(Extracted data entries)
::::::::

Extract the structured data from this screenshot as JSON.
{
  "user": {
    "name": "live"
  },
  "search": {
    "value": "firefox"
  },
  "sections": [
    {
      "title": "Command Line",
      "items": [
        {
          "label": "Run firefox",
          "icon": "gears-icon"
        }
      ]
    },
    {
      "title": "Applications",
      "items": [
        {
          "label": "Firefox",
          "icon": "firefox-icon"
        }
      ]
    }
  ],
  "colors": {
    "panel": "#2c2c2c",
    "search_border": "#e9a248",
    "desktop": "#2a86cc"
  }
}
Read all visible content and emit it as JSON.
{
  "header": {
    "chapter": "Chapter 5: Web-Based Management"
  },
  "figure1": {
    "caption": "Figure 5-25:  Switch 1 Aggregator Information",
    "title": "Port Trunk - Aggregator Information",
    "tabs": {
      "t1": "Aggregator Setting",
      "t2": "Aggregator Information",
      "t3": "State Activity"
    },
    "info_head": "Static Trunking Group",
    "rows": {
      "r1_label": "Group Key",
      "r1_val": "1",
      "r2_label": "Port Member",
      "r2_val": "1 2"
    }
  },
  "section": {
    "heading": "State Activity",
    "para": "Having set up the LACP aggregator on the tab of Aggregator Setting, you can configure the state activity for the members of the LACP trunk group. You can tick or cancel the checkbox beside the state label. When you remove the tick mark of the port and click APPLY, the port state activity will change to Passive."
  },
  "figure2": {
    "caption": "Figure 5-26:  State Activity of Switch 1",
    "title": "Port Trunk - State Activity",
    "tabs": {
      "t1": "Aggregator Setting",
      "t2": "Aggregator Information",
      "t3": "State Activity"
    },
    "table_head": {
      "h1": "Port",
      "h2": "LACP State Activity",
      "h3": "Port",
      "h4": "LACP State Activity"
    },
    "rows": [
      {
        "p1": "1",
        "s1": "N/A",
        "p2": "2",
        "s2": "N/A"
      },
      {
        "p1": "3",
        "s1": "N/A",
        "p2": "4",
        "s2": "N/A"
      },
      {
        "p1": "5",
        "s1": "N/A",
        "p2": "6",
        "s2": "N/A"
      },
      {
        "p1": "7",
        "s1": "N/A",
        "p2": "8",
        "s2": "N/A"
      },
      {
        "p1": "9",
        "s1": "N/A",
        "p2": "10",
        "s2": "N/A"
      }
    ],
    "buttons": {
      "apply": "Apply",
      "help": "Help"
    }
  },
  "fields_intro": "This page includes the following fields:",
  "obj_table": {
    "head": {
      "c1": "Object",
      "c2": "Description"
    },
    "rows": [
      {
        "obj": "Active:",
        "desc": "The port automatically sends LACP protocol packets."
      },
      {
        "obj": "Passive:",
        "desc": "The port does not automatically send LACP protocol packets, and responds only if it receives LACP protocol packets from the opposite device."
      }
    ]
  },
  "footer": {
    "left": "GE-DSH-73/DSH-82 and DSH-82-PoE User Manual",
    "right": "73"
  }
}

::::::::

→ Stated goal: All the data must be duplicated exactly, with nothing added or removed.

→ Solution to this problem:
Extract the structured data from this screenshot as JSON.
{
  "user": {
    "name": "live"
  },
  "search": {
    "value": "firefox"
  },
  "sections": [
    {
      "title": "Command Line",
      "items": [
        {
          "label": "Run firefox",
          "icon": "gears-icon"
        }
      ]
    },
    {
      "title": "Applications",
      "items": [
        {
          "label": "Firefox",
          "icon": "firefox-icon"
        }
      ]
    }
  ],
  "colors": {
    "panel": "#2c2c2c",
    "search_border": "#e9a248",
    "desktop": "#2a86cc"
  }
}
Read all visible content and emit it as JSON.
{
  "header": {
    "chapter": "Chapter 5: Web-Based Management"
  },
  "figure1": {
    "caption": "Figure 5-25:  Switch 1 Aggregator Information",
    "title": "Port Trunk - Aggregator Information",
    "tabs": {
      "t1": "Aggregator Setting",
      "t2": "Aggregator Information",
      "t3": "State Activity"
    },
    "info_head": "Static Trunking Group",
    "rows": {
      "r1_label": "Group Key",
      "r1_val": "1",
      "r2_label": "Port Member",
      "r2_val": "1 2"
    }
  },
  "section": {
    "heading": "State Activity",
    "para": "Having set up the LACP aggregator on the tab of Aggregator Setting, you can configure the state activity for the members of the LACP trunk group. You can tick or cancel the checkbox beside the state label. When you remove the tick mark of the port and click APPLY, the port state activity will change to Passive."
  },
  "figure2": {
    "caption": "Figure 5-26:  State Activity of Switch 1",
    "title": "Port Trunk - State Activity",
    "tabs": {
      "t1": "Aggregator Setting",
      "t2": "Aggregator Information",
      "t3": "State Activity"
    },
    "table_head": {
      "h1": "Port",
      "h2": "LACP State Activity",
      "h3": "Port",
      "h4": "LACP State Activity"
    },
    "rows": [
      {
        "p1": "1",
        "s1": "N/A",
        "p2": "2",
        "s2": "N/A"
      },
      {
        "p1": "3",
        "s1": "N/A",
        "p2": "4",
        "s2": "N/A"
      },
      {
        "p1": "5",
        "s1": "N/A",
        "p2": "6",
        "s2": "N/A"
      },
      {
        "p1": "7",
        "s1": "N/A",
        "p2": "8",
        "s2": "N/A"
      },
      {
        "p1": "9",
        "s1": "N/A",
        "p2": "10",
        "s2": "N/A"
      }
    ],
    "buttons": {
      "apply": "Apply",
      "help": "Help"
    }
  },
  "fields_intro": "This page includes the following fields:",
  "obj_table": {
    "head": {
      "c1": "Object",
      "c2": "Description"
    },
    "rows": [
      {
        "obj": "Active:",
        "desc": "The port automatically sends LACP protocol packets."
      },
      {
        "obj": "Passive:",
        "desc": "The port does not automatically send LACP protocol packets, and responds only if it receives LACP protocol packets from the opposite device."
      }
    ]
  },
  "footer": {
    "left": "GE-DSH-73/DSH-82 and DSH-82-PoE User Manual",
    "right": "73"
  }
}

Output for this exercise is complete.